⟨
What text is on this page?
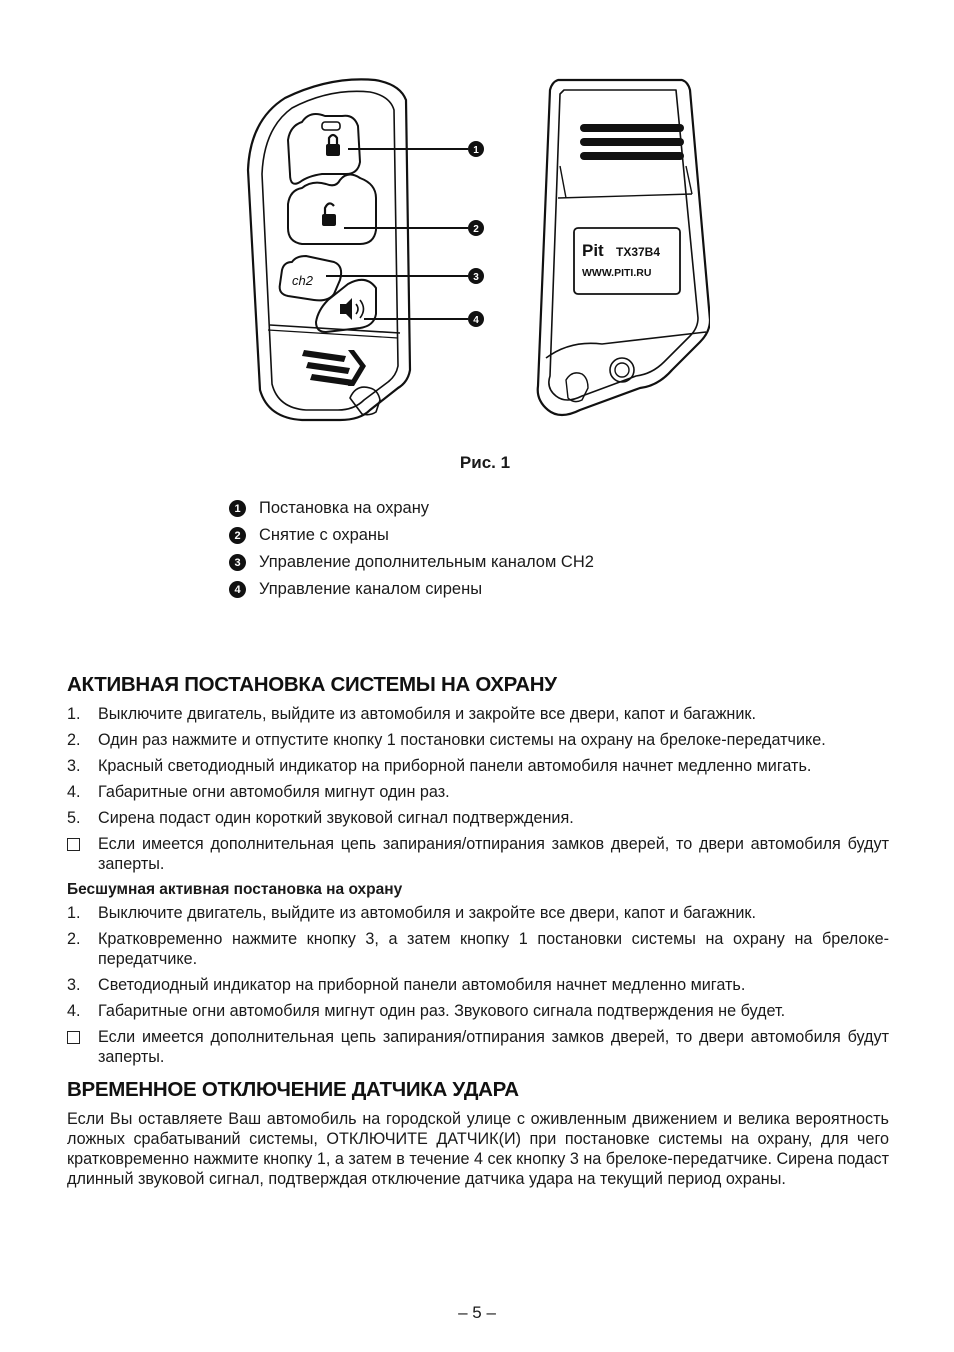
ch2
1
2
3
4
Pit TX37B4
WWW.PITI.RU
Рис. 1
1	Постановка на охрану
2	Снятие с охраны
3	Управление дополнительным каналом CH2
4	Управление каналом сирены
АКТИВНАЯ ПОСТАНОВКА СИСТЕМЫ НА ОХРАНУ
1.	Выключите двигатель, выйдите из автомобиля и закройте все двери, капот и багажник.
2.	Один раз нажмите и отпустите кнопку 1 постановки системы на охрану на брелоке-передатчике.
3.	Красный светодиодный индикатор на приборной панели автомобиля начнет медленно мигать.
4.	Габаритные огни автомобиля мигнут один раз.
5.	Сирена подаст один короткий звуковой сигнал подтверждения.
Если имеется дополнительная цепь запирания/отпирания замков дверей, то двери автомобиля будут заперты.
Бесшумная активная постановка на охрану
1.	Выключите двигатель, выйдите из автомобиля и закройте все двери, капот и багажник.
2.	Кратковременно нажмите кнопку 3, а затем кнопку 1 постановки системы на охрану на брелоке-передатчике.
3.	Светодиодный индикатор на приборной панели автомобиля начнет медленно мигать.
4.	Габаритные огни автомобиля мигнут один раз. Звукового сигнала подтверждения не будет.
Если имеется дополнительная цепь запирания/отпирания замков дверей, то двери автомобиля будут заперты.
ВРЕМЕННОЕ ОТКЛЮЧЕНИЕ ДАТЧИКА УДАРА

Если Вы оставляете Ваш автомобиль на городской улице с оживленным движением и велика вероятность ложных срабатываний системы, ОТКЛЮЧИТЕ ДАТЧИК(И) при постановке системы на охрану, для чего кратковременно нажмите кнопку 1, а затем в течение 4 сек кнопку 3 на брелоке-передатчике. Сирена подаст длинный звуковой сигнал, подтверждая отключение датчика удара на текущий период охраны.

– 5 –
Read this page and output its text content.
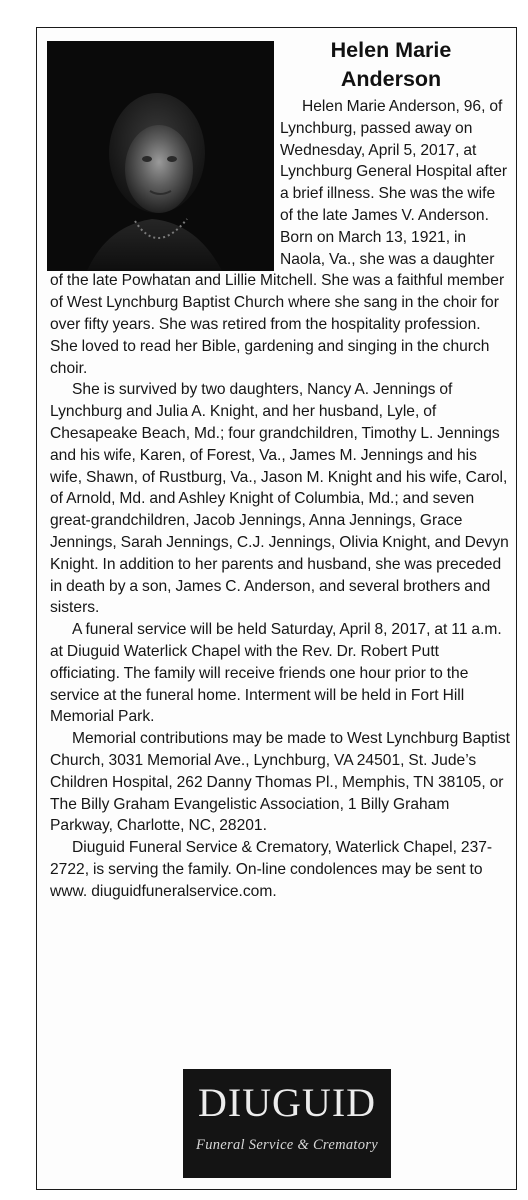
Helen Marie
Anderson

Helen Marie Anderson, 96, of Lynchburg, passed away on Wednesday, April 5, 2017, at Lynchburg General Hospital after a brief illness. She was the wife of the late James V. Anderson. Born on March 13, 1921, in Naola, Va., she was a daughter of the late Powhatan and Lillie Mitchell. She was a faithful member of West Lynchburg Baptist Church where she sang in the choir for over fifty years. She was retired from the hospitality profession. She loved to read her Bible, gardening and singing in the church choir.

She is survived by two daughters, Nancy A. Jennings of Lynchburg and Julia A. Knight, and her husband, Lyle, of Chesapeake Beach, Md.; four grandchildren, Timothy L. Jennings and his wife, Karen, of Forest, Va., James M. Jennings and his wife, Shawn, of Rustburg, Va., Jason M. Knight and his wife, Carol, of Arnold, Md. and Ashley Knight of Columbia, Md.; and seven great-grandchildren, Jacob Jennings, Anna Jennings, Grace Jennings, Sarah Jennings, C.J. Jennings, Olivia Knight, and Devyn Knight. In addition to her parents and husband, she was preceded in death by a son, James C. Anderson, and several brothers and sisters.

A funeral service will be held Saturday, April 8, 2017, at 11 a.m. at Diuguid Waterlick Chapel with the Rev. Dr. Robert Putt officiating. The family will receive friends one hour prior to the service at the funeral home. Interment will be held in Fort Hill Memorial Park.

Memorial contributions may be made to West Lynchburg Baptist Church, 3031 Memorial Ave., Lynchburg, VA 24501, St. Jude’s Children Hospital, 262 Danny Thomas Pl., Memphis, TN 38105, or The Billy Graham Evangelistic Association, 1 Billy Graham Parkway, Charlotte, NC, 28201.

Diuguid Funeral Service & Crematory, Waterlick Chapel, 237-2722, is serving the family. On-line condolences may be sent to www. diuguidfuneralservice.com.

DIUGUID
Funeral Service & Crematory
⟩
## [Exercise directions]
Copy out all the entries exactly. Images stay out of the copy.

## [Correct output]
What text is on this page?
ch2
1
2
3
4
Pit TX37B4
WWW.PITI.RU
Рис. 1
1	Постановка на охрану
2	Снятие с охраны
3	Управление дополнительным каналом CH2
4	Управление каналом сирены
АКТИВНАЯ ПОСТАНОВКА СИСТЕМЫ НА ОХРАНУ
1.	Выключите двигатель, выйдите из автомобиля и закройте все двери, капот и багажник.
2.	Один раз нажмите и отпустите кнопку 1 постановки системы на охрану на брелоке-передатчике.
3.	Красный светодиодный индикатор на приборной панели автомобиля начнет медленно мигать.
4.	Габаритные огни автомобиля мигнут один раз.
5.	Сирена подаст один короткий звуковой сигнал подтверждения.
Если имеется дополнительная цепь запирания/отпирания замков дверей, то двери автомобиля будут заперты.
Бесшумная активная постановка на охрану
1.	Выключите двигатель, выйдите из автомобиля и закройте все двери, капот и багажник.
2.	Кратковременно нажмите кнопку 3, а затем кнопку 1 постановки системы на охрану на брелоке-передатчике.
3.	Светодиодный индикатор на приборной панели автомобиля начнет медленно мигать.
4.	Габаритные огни автомобиля мигнут один раз. Звукового сигнала подтверждения не будет.
Если имеется дополнительная цепь запирания/отпирания замков дверей, то двери автомобиля будут заперты.
ВРЕМЕННОЕ ОТКЛЮЧЕНИЕ ДАТЧИКА УДАРА

Если Вы оставляете Ваш автомобиль на городской улице с оживленным движением и велика вероятность ложных срабатываний системы, ОТКЛЮЧИТЕ ДАТЧИК(И) при постановке системы на охрану, для чего кратковременно нажмите кнопку 1, а затем в течение 4 сек кнопку 3 на брелоке-передатчике. Сирена подаст длинный звуковой сигнал, подтверждая отключение датчика удара на текущий период охраны.

– 5 –
Read this page and output its text content.
Helen Marie
Anderson

Helen Marie Anderson, 96, of Lynchburg, passed away on Wednesday, April 5, 2017, at Lynchburg General Hospital after a brief illness. She was the wife of the late James V. Anderson. Born on March 13, 1921, in Naola, Va., she was a daughter of the late Powhatan and Lillie Mitchell. She was a faithful member of West Lynchburg Baptist Church where she sang in the choir for over fifty years. She was retired from the hospitality profession. She loved to read her Bible, gardening and singing in the church choir.

She is survived by two daughters, Nancy A. Jennings of Lynchburg and Julia A. Knight, and her husband, Lyle, of Chesapeake Beach, Md.; four grandchildren, Timothy L. Jennings and his wife, Karen, of Forest, Va., James M. Jennings and his wife, Shawn, of Rustburg, Va., Jason M. Knight and his wife, Carol, of Arnold, Md. and Ashley Knight of Columbia, Md.; and seven great-grandchildren, Jacob Jennings, Anna Jennings, Grace Jennings, Sarah Jennings, C.J. Jennings, Olivia Knight, and Devyn Knight. In addition to her parents and husband, she was preceded in death by a son, James C. Anderson, and several brothers and sisters.

A funeral service will be held Saturday, April 8, 2017, at 11 a.m. at Diuguid Waterlick Chapel with the Rev. Dr. Robert Putt officiating. The family will receive friends one hour prior to the service at the funeral home. Interment will be held in Fort Hill Memorial Park.

Memorial contributions may be made to West Lynchburg Baptist Church, 3031 Memorial Ave., Lynchburg, VA 24501, St. Jude’s Children Hospital, 262 Danny Thomas Pl., Memphis, TN 38105, or The Billy Graham Evangelistic Association, 1 Billy Graham Parkway, Charlotte, NC, 28201.

Diuguid Funeral Service & Crematory, Waterlick Chapel, 237-2722, is serving the family. On-line condolences may be sent to www. diuguidfuneralservice.com.

DIUGUID
Funeral Service & Crematory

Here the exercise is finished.